::: DATA FOR THIS EXERCISE :::

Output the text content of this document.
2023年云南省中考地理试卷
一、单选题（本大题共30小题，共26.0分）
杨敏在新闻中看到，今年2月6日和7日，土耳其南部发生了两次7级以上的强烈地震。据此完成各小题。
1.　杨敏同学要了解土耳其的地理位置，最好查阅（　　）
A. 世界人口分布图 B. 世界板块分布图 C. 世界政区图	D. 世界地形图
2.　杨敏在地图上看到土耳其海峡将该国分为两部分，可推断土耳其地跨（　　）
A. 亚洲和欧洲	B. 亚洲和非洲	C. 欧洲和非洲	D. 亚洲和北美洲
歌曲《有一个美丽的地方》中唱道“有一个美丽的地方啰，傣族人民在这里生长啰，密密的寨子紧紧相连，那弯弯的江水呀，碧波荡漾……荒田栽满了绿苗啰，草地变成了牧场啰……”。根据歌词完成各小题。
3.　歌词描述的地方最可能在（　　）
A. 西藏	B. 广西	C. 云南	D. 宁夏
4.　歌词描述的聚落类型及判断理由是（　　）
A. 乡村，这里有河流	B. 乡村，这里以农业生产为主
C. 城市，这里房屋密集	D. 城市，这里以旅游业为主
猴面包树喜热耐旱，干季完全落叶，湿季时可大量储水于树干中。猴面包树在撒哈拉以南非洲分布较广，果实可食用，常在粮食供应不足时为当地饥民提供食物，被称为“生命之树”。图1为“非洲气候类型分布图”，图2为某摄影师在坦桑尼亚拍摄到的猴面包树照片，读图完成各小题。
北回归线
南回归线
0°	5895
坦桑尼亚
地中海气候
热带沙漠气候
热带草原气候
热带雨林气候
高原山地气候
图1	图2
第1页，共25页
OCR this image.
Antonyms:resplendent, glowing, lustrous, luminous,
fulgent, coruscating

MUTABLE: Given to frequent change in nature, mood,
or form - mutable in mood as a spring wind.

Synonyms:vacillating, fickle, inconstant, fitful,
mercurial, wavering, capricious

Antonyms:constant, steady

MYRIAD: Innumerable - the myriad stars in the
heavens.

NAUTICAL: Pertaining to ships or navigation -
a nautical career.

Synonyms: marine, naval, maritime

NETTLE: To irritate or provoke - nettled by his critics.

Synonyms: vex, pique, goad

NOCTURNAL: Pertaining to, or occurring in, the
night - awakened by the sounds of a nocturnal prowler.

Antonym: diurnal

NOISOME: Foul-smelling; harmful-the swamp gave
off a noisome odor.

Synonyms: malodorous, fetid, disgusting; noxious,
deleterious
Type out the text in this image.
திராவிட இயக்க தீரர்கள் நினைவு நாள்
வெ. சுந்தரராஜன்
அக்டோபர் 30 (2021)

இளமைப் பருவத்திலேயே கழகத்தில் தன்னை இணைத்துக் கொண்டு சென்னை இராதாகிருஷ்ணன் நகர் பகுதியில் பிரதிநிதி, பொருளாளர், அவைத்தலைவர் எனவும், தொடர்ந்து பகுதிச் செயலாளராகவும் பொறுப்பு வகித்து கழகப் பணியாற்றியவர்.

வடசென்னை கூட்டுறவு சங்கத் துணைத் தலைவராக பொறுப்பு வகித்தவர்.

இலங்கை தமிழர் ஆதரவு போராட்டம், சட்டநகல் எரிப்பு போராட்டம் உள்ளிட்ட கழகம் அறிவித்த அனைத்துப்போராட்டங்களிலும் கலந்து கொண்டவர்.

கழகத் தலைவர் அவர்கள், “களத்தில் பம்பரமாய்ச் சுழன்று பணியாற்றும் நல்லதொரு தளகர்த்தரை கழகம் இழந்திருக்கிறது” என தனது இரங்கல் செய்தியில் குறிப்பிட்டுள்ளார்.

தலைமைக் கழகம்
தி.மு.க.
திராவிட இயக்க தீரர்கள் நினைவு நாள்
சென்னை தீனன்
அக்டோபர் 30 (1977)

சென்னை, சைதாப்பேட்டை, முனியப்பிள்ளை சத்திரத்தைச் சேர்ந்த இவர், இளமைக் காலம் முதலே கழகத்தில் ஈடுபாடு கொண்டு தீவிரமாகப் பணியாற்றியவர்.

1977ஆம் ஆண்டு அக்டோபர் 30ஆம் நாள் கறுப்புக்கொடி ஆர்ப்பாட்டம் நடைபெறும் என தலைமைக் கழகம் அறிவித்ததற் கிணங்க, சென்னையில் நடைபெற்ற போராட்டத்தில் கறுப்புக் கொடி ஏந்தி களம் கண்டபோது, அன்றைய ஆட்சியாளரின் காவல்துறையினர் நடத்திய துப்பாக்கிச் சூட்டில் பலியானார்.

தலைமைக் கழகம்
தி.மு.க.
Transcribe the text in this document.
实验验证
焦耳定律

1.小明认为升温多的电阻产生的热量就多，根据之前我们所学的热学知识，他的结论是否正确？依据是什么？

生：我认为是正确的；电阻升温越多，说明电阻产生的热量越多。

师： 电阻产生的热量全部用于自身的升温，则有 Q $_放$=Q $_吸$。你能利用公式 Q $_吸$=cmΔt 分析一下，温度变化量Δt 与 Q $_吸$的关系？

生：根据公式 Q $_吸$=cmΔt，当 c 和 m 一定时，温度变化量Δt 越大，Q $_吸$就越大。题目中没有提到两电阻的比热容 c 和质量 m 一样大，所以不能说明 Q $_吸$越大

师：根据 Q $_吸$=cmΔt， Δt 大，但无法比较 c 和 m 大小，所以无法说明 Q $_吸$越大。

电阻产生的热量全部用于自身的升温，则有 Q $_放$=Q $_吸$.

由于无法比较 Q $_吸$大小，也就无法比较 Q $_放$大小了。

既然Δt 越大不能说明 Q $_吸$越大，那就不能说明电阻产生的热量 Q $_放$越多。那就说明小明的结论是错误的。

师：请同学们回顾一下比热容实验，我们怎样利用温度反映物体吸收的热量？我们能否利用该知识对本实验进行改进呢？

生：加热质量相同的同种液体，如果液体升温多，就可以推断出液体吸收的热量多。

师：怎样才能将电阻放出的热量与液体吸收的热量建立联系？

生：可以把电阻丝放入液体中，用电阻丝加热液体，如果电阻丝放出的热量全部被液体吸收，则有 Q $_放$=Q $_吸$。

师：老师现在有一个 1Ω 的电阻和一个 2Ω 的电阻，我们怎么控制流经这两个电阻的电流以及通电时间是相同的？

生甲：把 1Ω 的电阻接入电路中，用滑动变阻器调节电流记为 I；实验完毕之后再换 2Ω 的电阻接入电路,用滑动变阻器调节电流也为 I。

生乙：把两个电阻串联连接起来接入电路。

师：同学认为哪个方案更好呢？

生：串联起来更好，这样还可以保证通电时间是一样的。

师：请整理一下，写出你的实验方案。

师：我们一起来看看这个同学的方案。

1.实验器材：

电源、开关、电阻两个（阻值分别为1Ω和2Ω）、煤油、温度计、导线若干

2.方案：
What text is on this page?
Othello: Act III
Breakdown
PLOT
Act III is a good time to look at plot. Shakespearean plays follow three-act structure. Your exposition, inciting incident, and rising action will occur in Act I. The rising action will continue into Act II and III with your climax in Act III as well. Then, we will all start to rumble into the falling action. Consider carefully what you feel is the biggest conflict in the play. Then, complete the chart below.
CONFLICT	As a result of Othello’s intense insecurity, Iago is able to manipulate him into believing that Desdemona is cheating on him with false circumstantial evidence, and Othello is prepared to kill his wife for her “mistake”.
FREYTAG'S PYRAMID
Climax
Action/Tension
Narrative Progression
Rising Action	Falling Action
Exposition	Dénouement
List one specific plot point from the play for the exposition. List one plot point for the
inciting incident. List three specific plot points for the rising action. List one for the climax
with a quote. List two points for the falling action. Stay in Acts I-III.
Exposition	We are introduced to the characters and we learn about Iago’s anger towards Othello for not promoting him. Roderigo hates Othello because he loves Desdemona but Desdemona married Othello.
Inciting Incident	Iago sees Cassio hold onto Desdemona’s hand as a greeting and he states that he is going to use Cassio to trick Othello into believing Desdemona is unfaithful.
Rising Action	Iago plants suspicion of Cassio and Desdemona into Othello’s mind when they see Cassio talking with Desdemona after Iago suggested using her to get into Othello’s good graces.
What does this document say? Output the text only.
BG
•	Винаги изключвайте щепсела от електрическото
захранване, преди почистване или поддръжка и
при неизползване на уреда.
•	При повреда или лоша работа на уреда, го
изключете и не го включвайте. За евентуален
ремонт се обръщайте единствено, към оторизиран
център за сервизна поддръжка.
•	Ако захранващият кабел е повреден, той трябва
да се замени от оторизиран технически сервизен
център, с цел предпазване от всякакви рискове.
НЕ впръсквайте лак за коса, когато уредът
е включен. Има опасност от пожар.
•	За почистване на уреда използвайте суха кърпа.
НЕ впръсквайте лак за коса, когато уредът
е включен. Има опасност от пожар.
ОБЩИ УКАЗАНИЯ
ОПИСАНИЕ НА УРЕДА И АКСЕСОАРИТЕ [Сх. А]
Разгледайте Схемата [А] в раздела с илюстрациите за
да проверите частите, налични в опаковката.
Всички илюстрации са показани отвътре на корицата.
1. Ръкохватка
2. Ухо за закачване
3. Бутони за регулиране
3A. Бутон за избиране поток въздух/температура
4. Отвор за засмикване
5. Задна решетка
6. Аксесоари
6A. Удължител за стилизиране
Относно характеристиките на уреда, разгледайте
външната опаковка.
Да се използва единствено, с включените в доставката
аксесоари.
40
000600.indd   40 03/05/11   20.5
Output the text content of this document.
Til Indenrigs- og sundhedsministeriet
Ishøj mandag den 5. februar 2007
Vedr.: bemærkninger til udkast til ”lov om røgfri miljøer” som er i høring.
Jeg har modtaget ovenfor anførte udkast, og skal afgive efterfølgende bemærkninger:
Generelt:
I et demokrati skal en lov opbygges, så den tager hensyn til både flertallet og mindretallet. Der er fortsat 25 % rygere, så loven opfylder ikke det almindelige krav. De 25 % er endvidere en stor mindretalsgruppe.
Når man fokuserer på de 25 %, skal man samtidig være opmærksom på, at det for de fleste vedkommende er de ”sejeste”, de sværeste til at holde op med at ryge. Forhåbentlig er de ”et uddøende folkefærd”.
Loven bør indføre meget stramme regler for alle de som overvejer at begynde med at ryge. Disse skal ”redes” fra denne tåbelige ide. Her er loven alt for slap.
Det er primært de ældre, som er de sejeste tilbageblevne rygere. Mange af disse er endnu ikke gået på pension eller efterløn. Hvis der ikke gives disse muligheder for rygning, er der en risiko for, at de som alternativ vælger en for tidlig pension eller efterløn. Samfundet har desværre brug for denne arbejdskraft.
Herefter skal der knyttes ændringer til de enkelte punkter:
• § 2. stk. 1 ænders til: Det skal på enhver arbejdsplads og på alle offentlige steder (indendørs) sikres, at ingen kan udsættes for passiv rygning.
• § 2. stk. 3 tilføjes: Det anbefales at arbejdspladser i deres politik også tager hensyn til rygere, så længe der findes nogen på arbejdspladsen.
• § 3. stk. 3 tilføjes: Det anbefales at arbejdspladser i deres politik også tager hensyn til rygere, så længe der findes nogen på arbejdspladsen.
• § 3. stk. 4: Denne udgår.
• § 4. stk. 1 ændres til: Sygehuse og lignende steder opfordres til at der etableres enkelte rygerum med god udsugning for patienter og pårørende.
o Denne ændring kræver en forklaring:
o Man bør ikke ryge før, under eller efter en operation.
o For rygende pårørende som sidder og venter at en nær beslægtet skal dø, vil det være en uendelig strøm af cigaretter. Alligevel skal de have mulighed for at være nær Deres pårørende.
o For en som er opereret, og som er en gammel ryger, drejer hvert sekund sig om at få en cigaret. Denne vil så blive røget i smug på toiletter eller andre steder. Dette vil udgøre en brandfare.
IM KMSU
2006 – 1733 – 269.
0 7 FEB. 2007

:::

**PROMPT:** Go through the entries and return each line where the word "единствено" appears.

**TASK OUTPUT:**
ремонт се обръщайте единствено, към оторизиран
Да се използва единствено, с включените в доставката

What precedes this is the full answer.